What lines of the data hold the string "this"? Pull each one out.

++++ Data supplied

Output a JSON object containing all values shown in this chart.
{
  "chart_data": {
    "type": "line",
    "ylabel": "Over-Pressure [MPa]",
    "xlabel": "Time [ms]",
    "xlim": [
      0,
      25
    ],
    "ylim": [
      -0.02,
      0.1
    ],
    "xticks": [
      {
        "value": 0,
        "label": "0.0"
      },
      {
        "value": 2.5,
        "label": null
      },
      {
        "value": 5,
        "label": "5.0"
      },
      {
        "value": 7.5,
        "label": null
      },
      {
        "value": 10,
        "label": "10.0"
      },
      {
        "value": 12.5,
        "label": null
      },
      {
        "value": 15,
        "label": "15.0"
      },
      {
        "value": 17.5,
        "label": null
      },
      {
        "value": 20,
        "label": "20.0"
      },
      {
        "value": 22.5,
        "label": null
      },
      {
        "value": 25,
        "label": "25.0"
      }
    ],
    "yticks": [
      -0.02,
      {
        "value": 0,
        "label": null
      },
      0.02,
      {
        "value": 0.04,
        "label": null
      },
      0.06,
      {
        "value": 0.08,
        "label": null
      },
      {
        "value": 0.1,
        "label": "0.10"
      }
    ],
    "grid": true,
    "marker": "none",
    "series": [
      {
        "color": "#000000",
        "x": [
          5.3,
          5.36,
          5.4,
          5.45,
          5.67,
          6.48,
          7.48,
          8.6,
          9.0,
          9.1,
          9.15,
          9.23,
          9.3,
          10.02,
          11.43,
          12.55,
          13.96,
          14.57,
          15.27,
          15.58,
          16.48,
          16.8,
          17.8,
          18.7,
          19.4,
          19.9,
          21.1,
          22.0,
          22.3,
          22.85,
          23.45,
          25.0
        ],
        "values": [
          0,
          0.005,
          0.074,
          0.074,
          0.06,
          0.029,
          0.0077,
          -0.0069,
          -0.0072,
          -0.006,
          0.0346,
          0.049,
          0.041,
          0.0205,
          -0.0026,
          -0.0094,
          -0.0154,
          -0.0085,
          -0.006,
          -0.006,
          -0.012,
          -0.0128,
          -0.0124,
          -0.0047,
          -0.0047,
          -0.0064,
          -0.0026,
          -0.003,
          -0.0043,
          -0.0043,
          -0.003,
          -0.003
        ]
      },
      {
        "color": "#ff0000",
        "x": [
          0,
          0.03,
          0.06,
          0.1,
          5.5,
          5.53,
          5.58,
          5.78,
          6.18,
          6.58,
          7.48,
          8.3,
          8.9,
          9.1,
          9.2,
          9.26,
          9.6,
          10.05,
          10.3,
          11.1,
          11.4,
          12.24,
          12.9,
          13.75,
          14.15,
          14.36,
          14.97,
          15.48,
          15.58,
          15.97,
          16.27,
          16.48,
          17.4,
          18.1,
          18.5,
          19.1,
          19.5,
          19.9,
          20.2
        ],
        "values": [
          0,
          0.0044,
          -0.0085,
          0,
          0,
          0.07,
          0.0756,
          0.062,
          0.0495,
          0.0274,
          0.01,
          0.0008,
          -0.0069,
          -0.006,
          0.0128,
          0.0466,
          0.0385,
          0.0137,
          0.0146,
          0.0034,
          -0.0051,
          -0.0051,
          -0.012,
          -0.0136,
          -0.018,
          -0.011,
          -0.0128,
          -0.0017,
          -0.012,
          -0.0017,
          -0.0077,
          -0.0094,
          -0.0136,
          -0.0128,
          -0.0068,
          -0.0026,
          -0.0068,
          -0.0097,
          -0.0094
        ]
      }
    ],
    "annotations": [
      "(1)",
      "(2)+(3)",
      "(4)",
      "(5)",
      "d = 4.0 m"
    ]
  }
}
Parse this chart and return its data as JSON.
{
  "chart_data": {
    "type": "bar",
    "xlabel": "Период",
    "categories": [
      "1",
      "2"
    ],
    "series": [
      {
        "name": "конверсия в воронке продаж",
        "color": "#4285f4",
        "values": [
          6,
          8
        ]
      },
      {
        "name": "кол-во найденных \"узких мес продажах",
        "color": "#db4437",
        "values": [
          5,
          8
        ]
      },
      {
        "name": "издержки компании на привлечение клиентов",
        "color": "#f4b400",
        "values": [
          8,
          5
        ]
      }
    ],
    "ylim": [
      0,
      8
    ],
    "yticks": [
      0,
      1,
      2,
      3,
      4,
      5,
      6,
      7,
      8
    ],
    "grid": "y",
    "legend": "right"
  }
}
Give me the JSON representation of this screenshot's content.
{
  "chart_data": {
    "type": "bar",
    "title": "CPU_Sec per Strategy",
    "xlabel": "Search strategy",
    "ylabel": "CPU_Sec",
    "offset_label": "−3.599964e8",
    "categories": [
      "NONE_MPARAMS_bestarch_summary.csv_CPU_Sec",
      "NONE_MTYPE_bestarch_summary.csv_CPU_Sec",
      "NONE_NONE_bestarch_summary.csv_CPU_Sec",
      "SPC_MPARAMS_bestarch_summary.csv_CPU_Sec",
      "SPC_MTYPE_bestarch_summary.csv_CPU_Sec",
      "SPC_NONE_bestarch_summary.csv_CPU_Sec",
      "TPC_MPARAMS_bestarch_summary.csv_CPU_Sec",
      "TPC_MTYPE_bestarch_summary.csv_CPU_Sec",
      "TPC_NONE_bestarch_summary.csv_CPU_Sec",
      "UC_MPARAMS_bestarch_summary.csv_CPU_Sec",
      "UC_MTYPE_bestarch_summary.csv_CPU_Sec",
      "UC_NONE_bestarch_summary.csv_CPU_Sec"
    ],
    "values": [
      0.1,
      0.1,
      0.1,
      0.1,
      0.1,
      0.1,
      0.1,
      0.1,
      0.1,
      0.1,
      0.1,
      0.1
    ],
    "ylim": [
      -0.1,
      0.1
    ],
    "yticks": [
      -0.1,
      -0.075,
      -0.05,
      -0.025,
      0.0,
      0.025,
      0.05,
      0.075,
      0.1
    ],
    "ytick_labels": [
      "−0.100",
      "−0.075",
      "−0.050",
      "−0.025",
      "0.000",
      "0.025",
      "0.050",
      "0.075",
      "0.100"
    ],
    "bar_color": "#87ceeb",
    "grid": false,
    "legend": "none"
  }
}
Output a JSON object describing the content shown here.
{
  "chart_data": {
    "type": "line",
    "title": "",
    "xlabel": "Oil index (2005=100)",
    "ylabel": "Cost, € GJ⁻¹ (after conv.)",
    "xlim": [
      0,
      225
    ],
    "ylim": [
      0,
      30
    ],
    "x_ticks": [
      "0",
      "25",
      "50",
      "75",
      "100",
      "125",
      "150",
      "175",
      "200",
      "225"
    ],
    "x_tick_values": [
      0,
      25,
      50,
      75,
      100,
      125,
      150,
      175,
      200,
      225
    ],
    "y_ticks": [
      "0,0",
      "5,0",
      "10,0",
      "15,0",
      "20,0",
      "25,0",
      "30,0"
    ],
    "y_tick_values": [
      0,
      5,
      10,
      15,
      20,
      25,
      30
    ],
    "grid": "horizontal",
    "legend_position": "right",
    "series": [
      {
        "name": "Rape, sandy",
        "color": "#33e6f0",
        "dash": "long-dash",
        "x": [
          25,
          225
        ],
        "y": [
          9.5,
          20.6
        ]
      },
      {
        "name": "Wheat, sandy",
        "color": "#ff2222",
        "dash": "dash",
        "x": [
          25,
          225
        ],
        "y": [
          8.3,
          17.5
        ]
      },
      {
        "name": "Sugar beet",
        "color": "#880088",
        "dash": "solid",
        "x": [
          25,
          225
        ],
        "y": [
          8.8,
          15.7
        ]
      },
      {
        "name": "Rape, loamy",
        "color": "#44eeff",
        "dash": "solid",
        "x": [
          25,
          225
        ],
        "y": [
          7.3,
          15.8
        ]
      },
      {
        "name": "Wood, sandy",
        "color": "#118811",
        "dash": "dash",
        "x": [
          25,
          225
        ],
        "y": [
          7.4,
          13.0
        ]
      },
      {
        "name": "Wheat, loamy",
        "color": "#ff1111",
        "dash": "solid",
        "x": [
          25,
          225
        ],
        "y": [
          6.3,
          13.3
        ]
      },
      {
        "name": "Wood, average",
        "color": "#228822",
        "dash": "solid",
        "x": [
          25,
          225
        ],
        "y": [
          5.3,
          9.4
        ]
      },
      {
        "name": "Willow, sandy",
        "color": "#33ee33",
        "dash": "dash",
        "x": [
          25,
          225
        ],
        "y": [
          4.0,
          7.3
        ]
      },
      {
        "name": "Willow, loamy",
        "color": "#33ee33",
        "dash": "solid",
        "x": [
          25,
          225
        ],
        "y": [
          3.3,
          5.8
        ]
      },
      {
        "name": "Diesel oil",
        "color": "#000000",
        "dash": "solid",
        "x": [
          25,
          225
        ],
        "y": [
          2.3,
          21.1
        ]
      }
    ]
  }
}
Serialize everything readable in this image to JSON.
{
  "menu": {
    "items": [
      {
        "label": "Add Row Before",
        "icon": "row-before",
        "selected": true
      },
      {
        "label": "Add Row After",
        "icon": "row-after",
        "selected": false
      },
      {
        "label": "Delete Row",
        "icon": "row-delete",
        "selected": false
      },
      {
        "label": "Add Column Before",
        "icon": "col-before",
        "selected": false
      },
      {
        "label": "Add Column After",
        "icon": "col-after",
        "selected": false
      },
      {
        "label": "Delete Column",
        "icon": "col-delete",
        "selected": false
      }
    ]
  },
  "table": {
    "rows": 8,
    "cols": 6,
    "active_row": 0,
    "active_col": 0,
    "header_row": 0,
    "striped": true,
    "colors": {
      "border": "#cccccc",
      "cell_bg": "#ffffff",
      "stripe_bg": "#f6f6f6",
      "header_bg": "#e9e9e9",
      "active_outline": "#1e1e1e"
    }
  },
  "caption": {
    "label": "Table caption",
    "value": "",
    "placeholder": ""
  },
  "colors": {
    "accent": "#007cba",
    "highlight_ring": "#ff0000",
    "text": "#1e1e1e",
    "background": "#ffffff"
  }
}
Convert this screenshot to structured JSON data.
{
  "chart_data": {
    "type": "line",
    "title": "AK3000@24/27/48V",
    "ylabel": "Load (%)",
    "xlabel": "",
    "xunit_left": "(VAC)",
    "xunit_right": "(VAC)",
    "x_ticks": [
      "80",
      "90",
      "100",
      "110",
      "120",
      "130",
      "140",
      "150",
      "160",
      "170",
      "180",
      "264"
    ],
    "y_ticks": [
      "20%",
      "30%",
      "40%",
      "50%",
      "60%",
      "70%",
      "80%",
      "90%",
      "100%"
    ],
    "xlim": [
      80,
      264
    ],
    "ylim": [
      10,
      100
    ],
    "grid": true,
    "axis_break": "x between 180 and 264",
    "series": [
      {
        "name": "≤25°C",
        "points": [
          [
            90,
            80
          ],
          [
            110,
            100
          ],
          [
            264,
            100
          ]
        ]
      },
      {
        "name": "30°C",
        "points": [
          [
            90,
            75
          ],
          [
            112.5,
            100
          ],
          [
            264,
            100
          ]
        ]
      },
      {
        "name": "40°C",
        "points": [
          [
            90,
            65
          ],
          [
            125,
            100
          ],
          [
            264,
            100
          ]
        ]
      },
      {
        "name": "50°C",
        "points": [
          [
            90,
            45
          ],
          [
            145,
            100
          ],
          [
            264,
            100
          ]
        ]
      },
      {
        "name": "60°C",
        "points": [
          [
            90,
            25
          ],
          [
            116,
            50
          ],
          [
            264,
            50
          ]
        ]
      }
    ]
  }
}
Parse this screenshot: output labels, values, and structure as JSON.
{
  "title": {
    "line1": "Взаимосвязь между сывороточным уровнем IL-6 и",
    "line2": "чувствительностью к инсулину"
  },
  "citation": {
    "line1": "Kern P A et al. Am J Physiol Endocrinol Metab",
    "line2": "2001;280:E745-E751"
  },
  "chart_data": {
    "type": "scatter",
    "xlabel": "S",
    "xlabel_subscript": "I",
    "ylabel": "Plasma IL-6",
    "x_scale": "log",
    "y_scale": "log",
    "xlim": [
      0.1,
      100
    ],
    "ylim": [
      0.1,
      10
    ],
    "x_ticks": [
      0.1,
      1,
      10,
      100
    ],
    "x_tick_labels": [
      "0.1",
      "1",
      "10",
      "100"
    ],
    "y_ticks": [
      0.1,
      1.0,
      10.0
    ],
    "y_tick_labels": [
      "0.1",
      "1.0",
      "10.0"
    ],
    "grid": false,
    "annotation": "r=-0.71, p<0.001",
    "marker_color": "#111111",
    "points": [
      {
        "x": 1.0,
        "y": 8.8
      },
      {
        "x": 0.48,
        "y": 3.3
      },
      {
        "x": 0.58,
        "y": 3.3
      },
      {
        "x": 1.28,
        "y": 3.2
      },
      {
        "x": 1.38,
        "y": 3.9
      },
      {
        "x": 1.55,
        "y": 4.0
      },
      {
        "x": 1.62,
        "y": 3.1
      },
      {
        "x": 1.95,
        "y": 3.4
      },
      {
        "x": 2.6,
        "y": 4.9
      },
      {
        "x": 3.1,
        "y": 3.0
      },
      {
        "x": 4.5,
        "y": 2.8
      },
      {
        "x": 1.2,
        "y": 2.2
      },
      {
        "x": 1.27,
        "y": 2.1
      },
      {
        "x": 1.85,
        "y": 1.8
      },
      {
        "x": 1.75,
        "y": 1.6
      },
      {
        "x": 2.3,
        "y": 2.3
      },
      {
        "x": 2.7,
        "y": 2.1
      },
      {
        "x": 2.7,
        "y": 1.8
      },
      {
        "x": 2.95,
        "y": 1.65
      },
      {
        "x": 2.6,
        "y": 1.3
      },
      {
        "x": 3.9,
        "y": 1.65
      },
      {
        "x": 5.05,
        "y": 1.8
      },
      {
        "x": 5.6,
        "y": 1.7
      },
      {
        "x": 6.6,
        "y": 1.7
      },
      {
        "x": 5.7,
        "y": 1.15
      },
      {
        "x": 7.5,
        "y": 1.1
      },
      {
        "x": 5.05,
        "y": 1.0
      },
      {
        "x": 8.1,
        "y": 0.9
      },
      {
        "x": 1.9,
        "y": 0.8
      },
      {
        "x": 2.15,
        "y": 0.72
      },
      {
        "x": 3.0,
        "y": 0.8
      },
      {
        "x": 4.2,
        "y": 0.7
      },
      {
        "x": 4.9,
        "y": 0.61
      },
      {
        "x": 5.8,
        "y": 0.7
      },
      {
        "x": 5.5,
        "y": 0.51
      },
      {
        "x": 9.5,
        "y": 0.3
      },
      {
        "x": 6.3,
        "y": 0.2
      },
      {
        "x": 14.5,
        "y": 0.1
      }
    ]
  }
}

++++++++

:: Complete answer ::
Output a JSON object containing all values shown in this chart.
Parse this chart and return its data as JSON.
Give me the JSON representation of this screenshot's content.
Serialize everything readable in this image to JSON.
Convert this screenshot to structured JSON data.
Parse this screenshot: output labels, values, and structure as JSON.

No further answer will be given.